**Given task:** Review the listing and copy each line that holds the word "工作服等".

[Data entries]
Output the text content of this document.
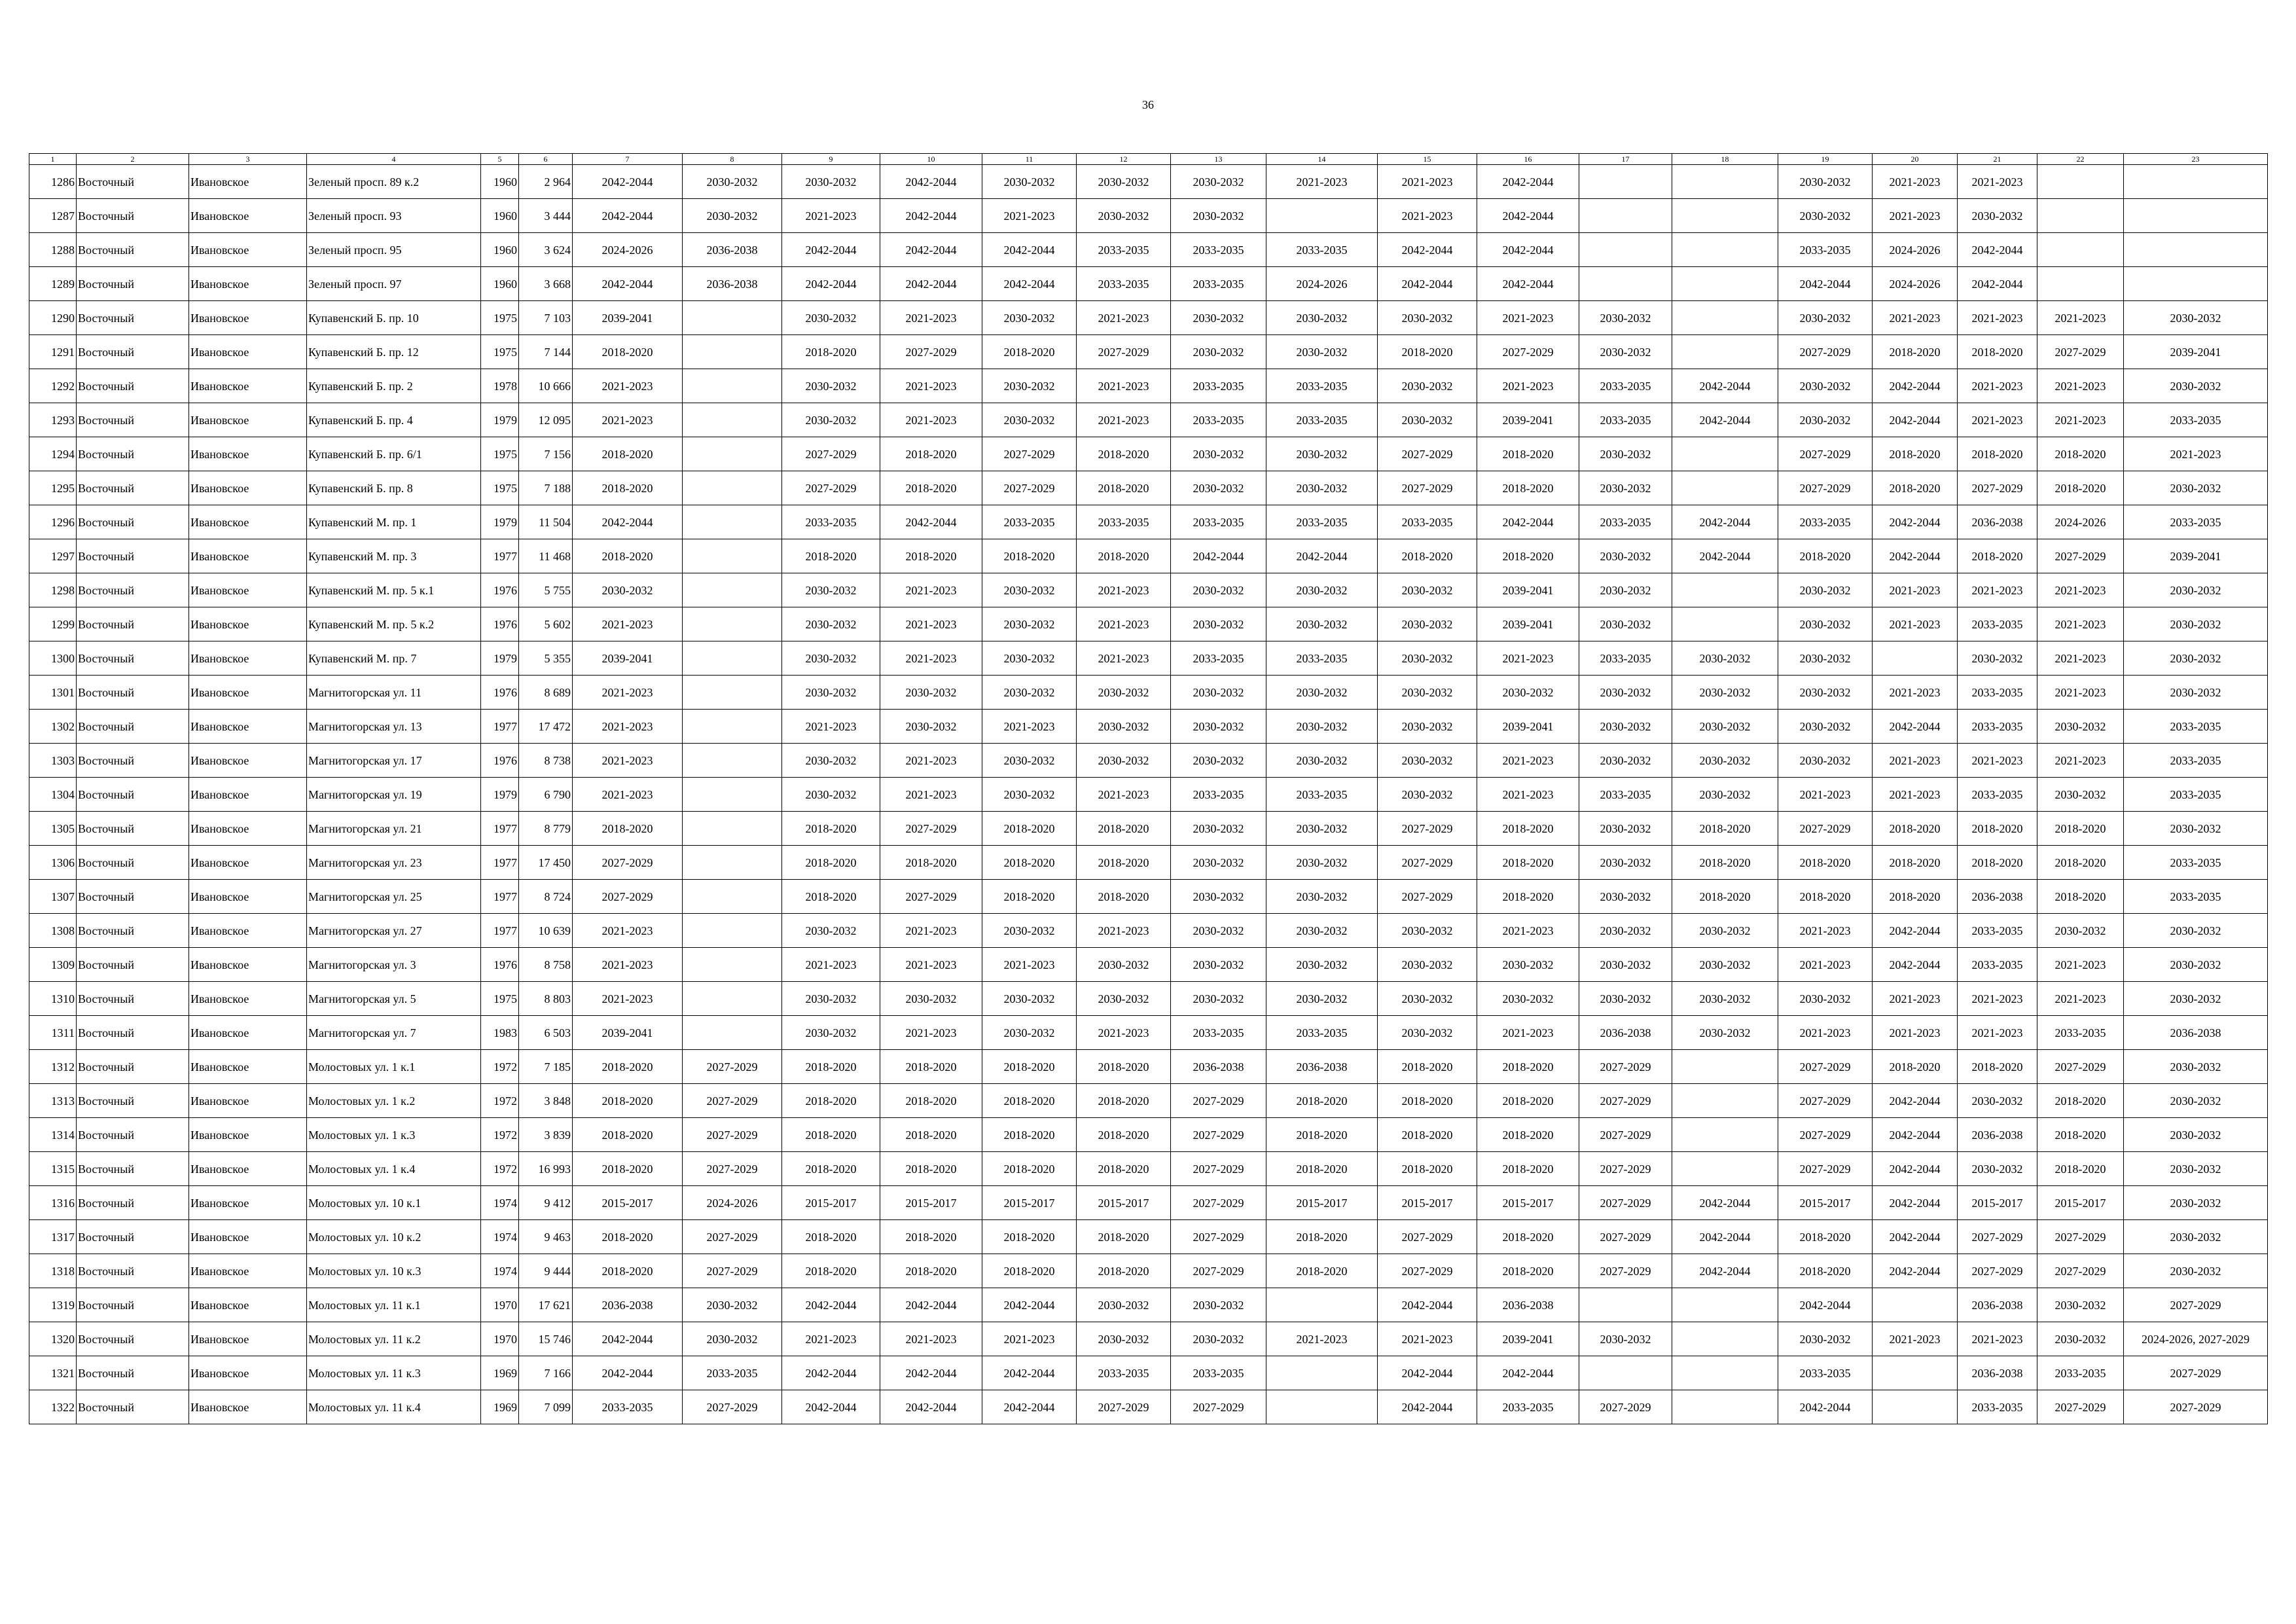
36
1	2	3	4	5	6	7	8	9	10	11	12	13	14	15	16	17	18	19	20	21	22	23
1286	Восточный	Ивановское	Зеленый просп. 89 к.2	1960	2 964	2042-2044	2030-2032	2030-2032	2042-2044	2030-2032	2030-2032	2030-2032	2021-2023	2021-2023	2042-2044			2030-2032	2021-2023	2021-2023		
1287	Восточный	Ивановское	Зеленый просп. 93	1960	3 444	2042-2044	2030-2032	2021-2023	2042-2044	2021-2023	2030-2032	2030-2032		2021-2023	2042-2044			2030-2032	2021-2023	2030-2032		
1288	Восточный	Ивановское	Зеленый просп. 95	1960	3 624	2024-2026	2036-2038	2042-2044	2042-2044	2042-2044	2033-2035	2033-2035	2033-2035	2042-2044	2042-2044			2033-2035	2024-2026	2042-2044		
1289	Восточный	Ивановское	Зеленый просп. 97	1960	3 668	2042-2044	2036-2038	2042-2044	2042-2044	2042-2044	2033-2035	2033-2035	2024-2026	2042-2044	2042-2044			2042-2044	2024-2026	2042-2044		
1290	Восточный	Ивановское	Купавенский Б. пр. 10	1975	7 103	2039-2041		2030-2032	2021-2023	2030-2032	2021-2023	2030-2032	2030-2032	2030-2032	2021-2023	2030-2032		2030-2032	2021-2023	2021-2023	2021-2023	2030-2032
1291	Восточный	Ивановское	Купавенский Б. пр. 12	1975	7 144	2018-2020		2018-2020	2027-2029	2018-2020	2027-2029	2030-2032	2030-2032	2018-2020	2027-2029	2030-2032		2027-2029	2018-2020	2018-2020	2027-2029	2039-2041
1292	Восточный	Ивановское	Купавенский Б. пр. 2	1978	10 666	2021-2023		2030-2032	2021-2023	2030-2032	2021-2023	2033-2035	2033-2035	2030-2032	2021-2023	2033-2035	2042-2044	2030-2032	2042-2044	2021-2023	2021-2023	2030-2032
1293	Восточный	Ивановское	Купавенский Б. пр. 4	1979	12 095	2021-2023		2030-2032	2021-2023	2030-2032	2021-2023	2033-2035	2033-2035	2030-2032	2039-2041	2033-2035	2042-2044	2030-2032	2042-2044	2021-2023	2021-2023	2033-2035
1294	Восточный	Ивановское	Купавенский Б. пр. 6/1	1975	7 156	2018-2020		2027-2029	2018-2020	2027-2029	2018-2020	2030-2032	2030-2032	2027-2029	2018-2020	2030-2032		2027-2029	2018-2020	2018-2020	2018-2020	2021-2023
1295	Восточный	Ивановское	Купавенский Б. пр. 8	1975	7 188	2018-2020		2027-2029	2018-2020	2027-2029	2018-2020	2030-2032	2030-2032	2027-2029	2018-2020	2030-2032		2027-2029	2018-2020	2027-2029	2018-2020	2030-2032
1296	Восточный	Ивановское	Купавенский М. пр. 1	1979	11 504	2042-2044		2033-2035	2042-2044	2033-2035	2033-2035	2033-2035	2033-2035	2033-2035	2042-2044	2033-2035	2042-2044	2033-2035	2042-2044	2036-2038	2024-2026	2033-2035
1297	Восточный	Ивановское	Купавенский М. пр. 3	1977	11 468	2018-2020		2018-2020	2018-2020	2018-2020	2018-2020	2042-2044	2042-2044	2018-2020	2018-2020	2030-2032	2042-2044	2018-2020	2042-2044	2018-2020	2027-2029	2039-2041
1298	Восточный	Ивановское	Купавенский М. пр. 5 к.1	1976	5 755	2030-2032		2030-2032	2021-2023	2030-2032	2021-2023	2030-2032	2030-2032	2030-2032	2039-2041	2030-2032		2030-2032	2021-2023	2021-2023	2021-2023	2030-2032
1299	Восточный	Ивановское	Купавенский М. пр. 5 к.2	1976	5 602	2021-2023		2030-2032	2021-2023	2030-2032	2021-2023	2030-2032	2030-2032	2030-2032	2039-2041	2030-2032		2030-2032	2021-2023	2033-2035	2021-2023	2030-2032
1300	Восточный	Ивановское	Купавенский М. пр. 7	1979	5 355	2039-2041		2030-2032	2021-2023	2030-2032	2021-2023	2033-2035	2033-2035	2030-2032	2021-2023	2033-2035	2030-2032	2030-2032		2030-2032	2021-2023	2030-2032
1301	Восточный	Ивановское	Магнитогорская ул. 11	1976	8 689	2021-2023		2030-2032	2030-2032	2030-2032	2030-2032	2030-2032	2030-2032	2030-2032	2030-2032	2030-2032	2030-2032	2030-2032	2021-2023	2033-2035	2021-2023	2030-2032
1302	Восточный	Ивановское	Магнитогорская ул. 13	1977	17 472	2021-2023		2021-2023	2030-2032	2021-2023	2030-2032	2030-2032	2030-2032	2030-2032	2039-2041	2030-2032	2030-2032	2030-2032	2042-2044	2033-2035	2030-2032	2033-2035
1303	Восточный	Ивановское	Магнитогорская ул. 17	1976	8 738	2021-2023		2030-2032	2021-2023	2030-2032	2030-2032	2030-2032	2030-2032	2030-2032	2021-2023	2030-2032	2030-2032	2030-2032	2021-2023	2021-2023	2021-2023	2033-2035
1304	Восточный	Ивановское	Магнитогорская ул. 19	1979	6 790	2021-2023		2030-2032	2021-2023	2030-2032	2021-2023	2033-2035	2033-2035	2030-2032	2021-2023	2033-2035	2030-2032	2021-2023	2021-2023	2033-2035	2030-2032	2033-2035
1305	Восточный	Ивановское	Магнитогорская ул. 21	1977	8 779	2018-2020		2018-2020	2027-2029	2018-2020	2018-2020	2030-2032	2030-2032	2027-2029	2018-2020	2030-2032	2018-2020	2027-2029	2018-2020	2018-2020	2018-2020	2030-2032
1306	Восточный	Ивановское	Магнитогорская ул. 23	1977	17 450	2027-2029		2018-2020	2018-2020	2018-2020	2018-2020	2030-2032	2030-2032	2027-2029	2018-2020	2030-2032	2018-2020	2018-2020	2018-2020	2018-2020	2018-2020	2033-2035
1307	Восточный	Ивановское	Магнитогорская ул. 25	1977	8 724	2027-2029		2018-2020	2027-2029	2018-2020	2018-2020	2030-2032	2030-2032	2027-2029	2018-2020	2030-2032	2018-2020	2018-2020	2018-2020	2036-2038	2018-2020	2033-2035
1308	Восточный	Ивановское	Магнитогорская ул. 27	1977	10 639	2021-2023		2030-2032	2021-2023	2030-2032	2021-2023	2030-2032	2030-2032	2030-2032	2021-2023	2030-2032	2030-2032	2021-2023	2042-2044	2033-2035	2030-2032	2030-2032
1309	Восточный	Ивановское	Магнитогорская ул. 3	1976	8 758	2021-2023		2021-2023	2021-2023	2021-2023	2030-2032	2030-2032	2030-2032	2030-2032	2030-2032	2030-2032	2030-2032	2021-2023	2042-2044	2033-2035	2021-2023	2030-2032
1310	Восточный	Ивановское	Магнитогорская ул. 5	1975	8 803	2021-2023		2030-2032	2030-2032	2030-2032	2030-2032	2030-2032	2030-2032	2030-2032	2030-2032	2030-2032	2030-2032	2030-2032	2021-2023	2021-2023	2021-2023	2030-2032
1311	Восточный	Ивановское	Магнитогорская ул. 7	1983	6 503	2039-2041		2030-2032	2021-2023	2030-2032	2021-2023	2033-2035	2033-2035	2030-2032	2021-2023	2036-2038	2030-2032	2021-2023	2021-2023	2021-2023	2033-2035	2036-2038
1312	Восточный	Ивановское	Молостовых ул. 1 к.1	1972	7 185	2018-2020	2027-2029	2018-2020	2018-2020	2018-2020	2018-2020	2036-2038	2036-2038	2018-2020	2018-2020	2027-2029		2027-2029	2018-2020	2018-2020	2027-2029	2030-2032
1313	Восточный	Ивановское	Молостовых ул. 1 к.2	1972	3 848	2018-2020	2027-2029	2018-2020	2018-2020	2018-2020	2018-2020	2027-2029	2018-2020	2018-2020	2018-2020	2027-2029		2027-2029	2042-2044	2030-2032	2018-2020	2030-2032
1314	Восточный	Ивановское	Молостовых ул. 1 к.3	1972	3 839	2018-2020	2027-2029	2018-2020	2018-2020	2018-2020	2018-2020	2027-2029	2018-2020	2018-2020	2018-2020	2027-2029		2027-2029	2042-2044	2036-2038	2018-2020	2030-2032
1315	Восточный	Ивановское	Молостовых ул. 1 к.4	1972	16 993	2018-2020	2027-2029	2018-2020	2018-2020	2018-2020	2018-2020	2027-2029	2018-2020	2018-2020	2018-2020	2027-2029		2027-2029	2042-2044	2030-2032	2018-2020	2030-2032
1316	Восточный	Ивановское	Молостовых ул. 10 к.1	1974	9 412	2015-2017	2024-2026	2015-2017	2015-2017	2015-2017	2015-2017	2027-2029	2015-2017	2015-2017	2015-2017	2027-2029	2042-2044	2015-2017	2042-2044	2015-2017	2015-2017	2030-2032
1317	Восточный	Ивановское	Молостовых ул. 10 к.2	1974	9 463	2018-2020	2027-2029	2018-2020	2018-2020	2018-2020	2018-2020	2027-2029	2018-2020	2027-2029	2018-2020	2027-2029	2042-2044	2018-2020	2042-2044	2027-2029	2027-2029	2030-2032
1318	Восточный	Ивановское	Молостовых ул. 10 к.3	1974	9 444	2018-2020	2027-2029	2018-2020	2018-2020	2018-2020	2018-2020	2027-2029	2018-2020	2027-2029	2018-2020	2027-2029	2042-2044	2018-2020	2042-2044	2027-2029	2027-2029	2030-2032
1319	Восточный	Ивановское	Молостовых ул. 11 к.1	1970	17 621	2036-2038	2030-2032	2042-2044	2042-2044	2042-2044	2030-2032	2030-2032		2042-2044	2036-2038			2042-2044		2036-2038	2030-2032	2027-2029
1320	Восточный	Ивановское	Молостовых ул. 11 к.2	1970	15 746	2042-2044	2030-2032	2021-2023	2021-2023	2021-2023	2030-2032	2030-2032	2021-2023	2021-2023	2039-2041	2030-2032		2030-2032	2021-2023	2021-2023	2030-2032	2024-2026, 2027-2029
1321	Восточный	Ивановское	Молостовых ул. 11 к.3	1969	7 166	2042-2044	2033-2035	2042-2044	2042-2044	2042-2044	2033-2035	2033-2035		2042-2044	2042-2044			2033-2035		2036-2038	2033-2035	2027-2029
1322	Восточный	Ивановское	Молостовых ул. 11 к.4	1969	7 099	2033-2035	2027-2029	2042-2044	2042-2044	2042-2044	2027-2029	2027-2029		2042-2044	2033-2035	2027-2029		2042-2044		2033-2035	2027-2029	2027-2029
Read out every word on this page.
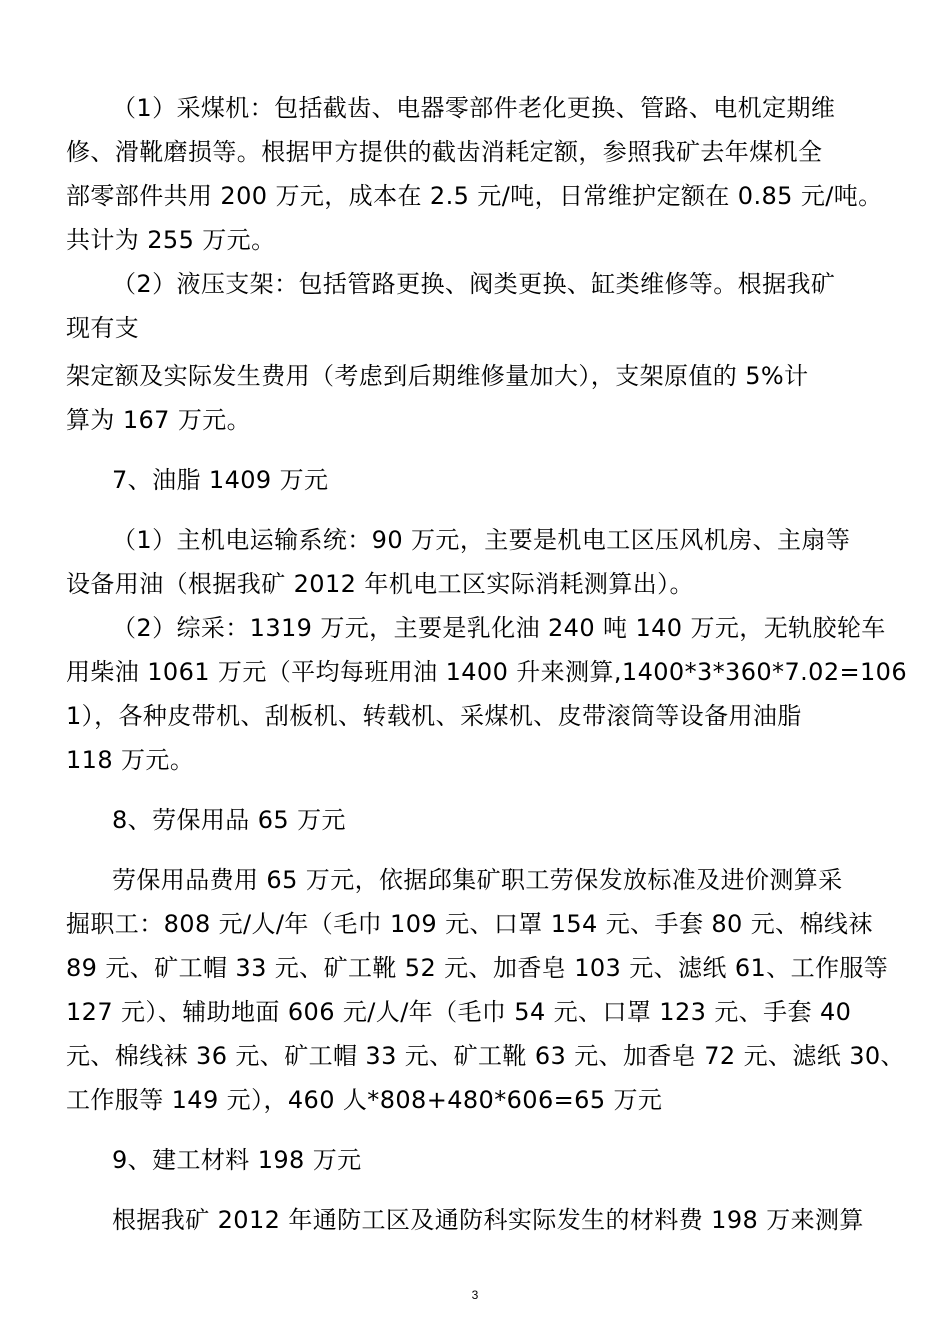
（1）采煤机：包括截齿、电器零部件老化更换、管路、电机定期维
修、滑靴磨损等。根据甲方提供的截齿消耗定额，参照我矿去年煤机全
部零部件共用 200 万元，成本在 2.5 元/吨，日常维护定额在 0.85 元/吨。
共计为 255 万元。
（2）液压支架：包括管路更换、阀类更换、缸类维修等。根据我矿
现有支
架定额及实际发生费用（考虑到后期维修量加大），支架原值的 5%计
算为 167 万元。
7、油脂 1409 万元
（1）主机电运输系统：90 万元，主要是机电工区压风机房、主扇等
设备用油（根据我矿 2012 年机电工区实际消耗测算出）。
（2）综采：1319 万元，主要是乳化油 240 吨 140 万元，无轨胶轮车
用柴油 1061 万元（平均每班用油 1400 升来测算,1400*3*360*7.02=106
1），各种皮带机、刮板机、转载机、采煤机、皮带滚筒等设备用油脂
118 万元。
8、劳保用品 65 万元
劳保用品费用 65 万元，依据邱集矿职工劳保发放标准及进价测算采
掘职工：808 元/人/年（毛巾 109 元、口罩 154 元、手套 80 元、棉线袜
89 元、矿工帽 33 元、矿工靴 52 元、加香皂 103 元、滤纸 61、工作服等
127 元）、辅助地面 606 元/人/年（毛巾 54 元、口罩 123 元、手套 40
元、棉线袜 36 元、矿工帽 33 元、矿工靴 63 元、加香皂 72 元、滤纸 30、
工作服等 149 元），460 人*808+480*606=65 万元
9、建工材料 198 万元
根据我矿 2012 年通防工区及通防科实际发生的材料费 198 万来测算
3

**Solution to the exercise:**
89 元、矿工帽 33 元、矿工靴 52 元、加香皂 103 元、滤纸 61、工作服等
工作服等 149 元），460 人*808+480*606=65 万元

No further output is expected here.